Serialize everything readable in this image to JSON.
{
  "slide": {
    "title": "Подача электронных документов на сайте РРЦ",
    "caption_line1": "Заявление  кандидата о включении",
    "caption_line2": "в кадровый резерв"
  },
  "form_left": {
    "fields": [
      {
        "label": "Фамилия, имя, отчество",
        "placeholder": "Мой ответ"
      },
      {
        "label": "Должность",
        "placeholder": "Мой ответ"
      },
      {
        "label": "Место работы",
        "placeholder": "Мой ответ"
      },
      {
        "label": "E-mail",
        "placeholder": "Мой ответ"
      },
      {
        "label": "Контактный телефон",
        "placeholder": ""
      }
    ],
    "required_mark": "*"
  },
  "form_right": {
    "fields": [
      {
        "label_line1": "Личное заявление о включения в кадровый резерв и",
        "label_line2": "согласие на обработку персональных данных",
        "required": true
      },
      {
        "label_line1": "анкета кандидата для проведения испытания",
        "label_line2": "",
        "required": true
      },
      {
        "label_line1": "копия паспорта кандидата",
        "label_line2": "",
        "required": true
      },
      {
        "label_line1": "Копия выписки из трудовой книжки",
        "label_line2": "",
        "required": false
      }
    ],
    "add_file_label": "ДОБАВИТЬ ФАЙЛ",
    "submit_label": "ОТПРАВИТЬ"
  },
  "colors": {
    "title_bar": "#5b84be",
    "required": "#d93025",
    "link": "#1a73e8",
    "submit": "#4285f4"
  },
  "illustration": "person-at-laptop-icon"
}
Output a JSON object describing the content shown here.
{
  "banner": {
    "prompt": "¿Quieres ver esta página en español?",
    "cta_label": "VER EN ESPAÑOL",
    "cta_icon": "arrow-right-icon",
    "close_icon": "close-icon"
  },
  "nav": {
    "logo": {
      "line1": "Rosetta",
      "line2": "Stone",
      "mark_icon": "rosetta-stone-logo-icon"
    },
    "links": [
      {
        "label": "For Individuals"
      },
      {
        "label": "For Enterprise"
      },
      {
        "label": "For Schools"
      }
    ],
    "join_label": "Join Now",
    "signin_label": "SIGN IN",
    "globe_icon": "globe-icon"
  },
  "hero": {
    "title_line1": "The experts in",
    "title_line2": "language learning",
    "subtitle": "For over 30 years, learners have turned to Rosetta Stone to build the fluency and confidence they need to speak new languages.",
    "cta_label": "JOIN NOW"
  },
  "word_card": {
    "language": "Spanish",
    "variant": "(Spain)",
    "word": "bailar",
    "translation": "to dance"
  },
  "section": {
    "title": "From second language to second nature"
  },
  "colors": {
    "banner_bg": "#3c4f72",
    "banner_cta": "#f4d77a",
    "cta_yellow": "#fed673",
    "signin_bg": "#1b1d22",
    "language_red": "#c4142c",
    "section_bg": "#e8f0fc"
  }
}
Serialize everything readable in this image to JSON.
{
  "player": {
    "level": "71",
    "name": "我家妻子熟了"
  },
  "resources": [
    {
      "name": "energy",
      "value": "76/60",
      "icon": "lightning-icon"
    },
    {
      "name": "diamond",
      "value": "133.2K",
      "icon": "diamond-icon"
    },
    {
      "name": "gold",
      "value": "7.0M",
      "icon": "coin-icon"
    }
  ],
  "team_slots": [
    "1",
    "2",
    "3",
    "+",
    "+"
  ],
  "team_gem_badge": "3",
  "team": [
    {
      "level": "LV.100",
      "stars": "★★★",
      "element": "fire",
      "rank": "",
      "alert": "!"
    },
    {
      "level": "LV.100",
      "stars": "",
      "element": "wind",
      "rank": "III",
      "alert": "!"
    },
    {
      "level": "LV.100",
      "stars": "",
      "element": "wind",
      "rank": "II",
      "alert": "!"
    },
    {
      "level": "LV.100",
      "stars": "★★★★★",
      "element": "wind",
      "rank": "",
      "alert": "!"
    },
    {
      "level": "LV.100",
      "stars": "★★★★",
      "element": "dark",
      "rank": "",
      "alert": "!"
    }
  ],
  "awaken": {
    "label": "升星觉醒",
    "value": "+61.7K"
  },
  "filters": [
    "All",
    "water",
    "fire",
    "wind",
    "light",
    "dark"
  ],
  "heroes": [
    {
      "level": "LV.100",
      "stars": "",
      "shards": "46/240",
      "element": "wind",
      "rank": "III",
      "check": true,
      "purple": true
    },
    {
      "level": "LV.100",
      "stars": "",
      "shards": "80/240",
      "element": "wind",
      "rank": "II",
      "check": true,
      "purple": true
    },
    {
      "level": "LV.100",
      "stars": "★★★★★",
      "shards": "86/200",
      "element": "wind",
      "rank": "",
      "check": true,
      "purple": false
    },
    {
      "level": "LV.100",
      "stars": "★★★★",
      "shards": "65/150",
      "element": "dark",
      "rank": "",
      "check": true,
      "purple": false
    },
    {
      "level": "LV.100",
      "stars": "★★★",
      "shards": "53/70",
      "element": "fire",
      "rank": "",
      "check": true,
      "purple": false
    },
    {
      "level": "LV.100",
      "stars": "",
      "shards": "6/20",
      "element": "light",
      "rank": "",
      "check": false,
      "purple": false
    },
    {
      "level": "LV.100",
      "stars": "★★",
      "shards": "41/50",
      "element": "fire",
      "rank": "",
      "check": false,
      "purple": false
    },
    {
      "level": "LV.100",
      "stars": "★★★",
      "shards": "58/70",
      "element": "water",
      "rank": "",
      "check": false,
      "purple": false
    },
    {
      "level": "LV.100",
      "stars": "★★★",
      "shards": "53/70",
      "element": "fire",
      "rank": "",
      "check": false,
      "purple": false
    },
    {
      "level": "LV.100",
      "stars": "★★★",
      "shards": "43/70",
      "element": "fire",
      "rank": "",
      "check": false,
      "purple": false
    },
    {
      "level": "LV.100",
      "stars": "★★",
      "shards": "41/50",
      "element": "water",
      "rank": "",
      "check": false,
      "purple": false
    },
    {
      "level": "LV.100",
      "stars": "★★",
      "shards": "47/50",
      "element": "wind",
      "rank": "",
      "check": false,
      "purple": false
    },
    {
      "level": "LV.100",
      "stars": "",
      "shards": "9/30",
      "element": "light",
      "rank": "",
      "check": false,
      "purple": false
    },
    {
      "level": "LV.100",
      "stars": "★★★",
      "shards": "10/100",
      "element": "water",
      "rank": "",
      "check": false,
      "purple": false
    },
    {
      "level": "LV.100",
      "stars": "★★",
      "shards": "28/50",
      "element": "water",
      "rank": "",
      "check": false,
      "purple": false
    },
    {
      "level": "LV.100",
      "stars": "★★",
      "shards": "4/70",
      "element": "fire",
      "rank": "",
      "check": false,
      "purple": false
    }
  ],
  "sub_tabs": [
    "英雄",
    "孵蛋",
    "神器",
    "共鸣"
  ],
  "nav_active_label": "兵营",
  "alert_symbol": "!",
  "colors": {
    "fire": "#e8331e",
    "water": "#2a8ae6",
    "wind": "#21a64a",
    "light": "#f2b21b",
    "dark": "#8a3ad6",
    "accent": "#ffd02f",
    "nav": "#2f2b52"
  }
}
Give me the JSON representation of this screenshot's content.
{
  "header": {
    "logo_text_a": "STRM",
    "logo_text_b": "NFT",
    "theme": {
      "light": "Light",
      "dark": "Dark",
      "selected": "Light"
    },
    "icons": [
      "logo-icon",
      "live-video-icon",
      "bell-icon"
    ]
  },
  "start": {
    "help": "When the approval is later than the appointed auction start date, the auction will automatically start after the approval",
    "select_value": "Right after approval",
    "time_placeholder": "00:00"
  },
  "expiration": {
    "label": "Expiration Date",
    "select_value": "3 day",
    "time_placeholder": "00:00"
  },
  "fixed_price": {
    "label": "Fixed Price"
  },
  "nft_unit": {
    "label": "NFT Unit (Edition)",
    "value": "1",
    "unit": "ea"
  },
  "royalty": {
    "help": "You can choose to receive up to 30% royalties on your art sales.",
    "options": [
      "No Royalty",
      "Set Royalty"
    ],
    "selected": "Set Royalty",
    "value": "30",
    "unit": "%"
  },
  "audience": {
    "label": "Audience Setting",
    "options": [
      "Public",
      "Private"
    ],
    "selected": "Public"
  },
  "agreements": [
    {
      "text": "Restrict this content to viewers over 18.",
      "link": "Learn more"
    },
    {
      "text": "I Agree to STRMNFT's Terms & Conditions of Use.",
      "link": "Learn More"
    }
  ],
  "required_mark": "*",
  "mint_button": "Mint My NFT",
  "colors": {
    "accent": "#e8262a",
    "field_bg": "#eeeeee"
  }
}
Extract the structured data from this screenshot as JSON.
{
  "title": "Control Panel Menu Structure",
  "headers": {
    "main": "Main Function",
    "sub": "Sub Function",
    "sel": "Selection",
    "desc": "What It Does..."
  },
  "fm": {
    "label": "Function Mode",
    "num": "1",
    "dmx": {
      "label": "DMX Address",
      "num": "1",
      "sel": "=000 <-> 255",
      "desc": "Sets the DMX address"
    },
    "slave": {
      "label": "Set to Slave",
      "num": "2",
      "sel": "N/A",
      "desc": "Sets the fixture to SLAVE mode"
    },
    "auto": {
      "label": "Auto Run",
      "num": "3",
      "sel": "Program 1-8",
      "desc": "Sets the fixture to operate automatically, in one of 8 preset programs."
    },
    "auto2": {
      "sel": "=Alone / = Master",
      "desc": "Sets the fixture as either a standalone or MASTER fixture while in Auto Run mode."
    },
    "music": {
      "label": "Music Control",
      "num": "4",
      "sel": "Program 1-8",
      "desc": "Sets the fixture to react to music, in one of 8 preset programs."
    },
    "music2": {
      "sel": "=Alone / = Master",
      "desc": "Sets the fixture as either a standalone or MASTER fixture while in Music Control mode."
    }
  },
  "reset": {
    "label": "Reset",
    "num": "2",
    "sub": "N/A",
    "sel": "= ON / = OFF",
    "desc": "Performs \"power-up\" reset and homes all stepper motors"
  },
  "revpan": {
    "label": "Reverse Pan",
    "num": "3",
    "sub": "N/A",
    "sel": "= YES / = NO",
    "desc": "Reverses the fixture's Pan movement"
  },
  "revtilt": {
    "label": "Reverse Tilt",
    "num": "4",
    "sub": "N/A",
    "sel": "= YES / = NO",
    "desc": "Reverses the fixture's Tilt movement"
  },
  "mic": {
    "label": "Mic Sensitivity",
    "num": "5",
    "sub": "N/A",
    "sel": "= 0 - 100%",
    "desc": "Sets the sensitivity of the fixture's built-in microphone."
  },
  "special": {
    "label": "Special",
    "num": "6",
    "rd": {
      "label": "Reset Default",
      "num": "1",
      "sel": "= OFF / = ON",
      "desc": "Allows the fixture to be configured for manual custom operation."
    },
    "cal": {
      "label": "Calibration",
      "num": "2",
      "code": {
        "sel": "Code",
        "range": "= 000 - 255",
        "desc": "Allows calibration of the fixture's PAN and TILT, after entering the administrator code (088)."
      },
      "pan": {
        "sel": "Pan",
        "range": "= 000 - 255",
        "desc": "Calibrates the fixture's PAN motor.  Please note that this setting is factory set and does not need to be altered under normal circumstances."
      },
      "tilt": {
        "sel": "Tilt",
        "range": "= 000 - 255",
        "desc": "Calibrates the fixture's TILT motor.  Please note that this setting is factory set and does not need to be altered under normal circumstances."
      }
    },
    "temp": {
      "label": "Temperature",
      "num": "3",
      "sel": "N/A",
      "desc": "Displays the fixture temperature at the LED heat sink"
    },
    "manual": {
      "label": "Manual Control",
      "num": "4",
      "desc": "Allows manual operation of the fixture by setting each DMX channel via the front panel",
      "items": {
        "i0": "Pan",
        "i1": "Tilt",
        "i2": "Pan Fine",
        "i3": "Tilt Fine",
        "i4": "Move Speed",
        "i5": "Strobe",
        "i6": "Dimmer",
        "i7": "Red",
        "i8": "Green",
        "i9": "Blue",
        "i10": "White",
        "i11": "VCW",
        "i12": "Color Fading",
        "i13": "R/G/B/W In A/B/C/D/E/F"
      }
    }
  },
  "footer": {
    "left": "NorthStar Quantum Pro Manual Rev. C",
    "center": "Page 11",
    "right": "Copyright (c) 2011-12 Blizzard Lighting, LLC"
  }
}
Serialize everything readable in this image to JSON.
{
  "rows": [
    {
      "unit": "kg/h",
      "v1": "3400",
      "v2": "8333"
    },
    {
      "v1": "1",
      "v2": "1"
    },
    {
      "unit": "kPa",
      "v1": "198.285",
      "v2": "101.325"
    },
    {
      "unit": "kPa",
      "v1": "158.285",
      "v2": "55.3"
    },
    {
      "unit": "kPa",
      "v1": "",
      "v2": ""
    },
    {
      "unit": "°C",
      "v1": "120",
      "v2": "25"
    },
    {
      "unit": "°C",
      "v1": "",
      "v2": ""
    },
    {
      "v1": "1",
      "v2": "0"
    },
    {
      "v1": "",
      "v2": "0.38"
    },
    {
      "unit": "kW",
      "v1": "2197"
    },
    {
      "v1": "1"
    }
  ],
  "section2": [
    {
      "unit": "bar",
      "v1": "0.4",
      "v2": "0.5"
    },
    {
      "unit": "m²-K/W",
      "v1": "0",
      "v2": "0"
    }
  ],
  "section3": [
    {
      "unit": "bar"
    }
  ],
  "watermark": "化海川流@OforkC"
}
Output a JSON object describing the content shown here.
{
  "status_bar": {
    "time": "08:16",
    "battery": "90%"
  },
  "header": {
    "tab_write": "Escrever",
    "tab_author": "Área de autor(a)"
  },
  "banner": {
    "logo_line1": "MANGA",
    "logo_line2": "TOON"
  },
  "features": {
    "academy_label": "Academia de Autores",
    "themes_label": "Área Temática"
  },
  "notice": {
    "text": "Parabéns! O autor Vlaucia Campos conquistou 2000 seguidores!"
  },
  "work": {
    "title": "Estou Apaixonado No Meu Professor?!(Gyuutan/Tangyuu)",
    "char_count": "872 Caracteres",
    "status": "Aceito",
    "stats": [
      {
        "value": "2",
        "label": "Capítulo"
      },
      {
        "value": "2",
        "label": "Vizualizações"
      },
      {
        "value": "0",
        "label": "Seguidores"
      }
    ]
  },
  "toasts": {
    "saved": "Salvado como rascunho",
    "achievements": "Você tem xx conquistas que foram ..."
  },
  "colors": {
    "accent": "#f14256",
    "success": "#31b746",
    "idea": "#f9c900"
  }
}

***

◆ Work to complete
From the data above, pick out each line containing "need" and copy it.

◆ Solution to this problem
    "subtitle": "For over 30 years, learners have turned to Rosetta Stone to build the fluency and confidence they need to speak new languages.",
        "desc": "Calibrates the fixture's PAN motor.  Please note that this setting is factory set and does not need to be altered under normal circumstances."
        "desc": "Calibrates the fixture's TILT motor.  Please note that this setting is factory set and does not need to be altered under normal circumstances."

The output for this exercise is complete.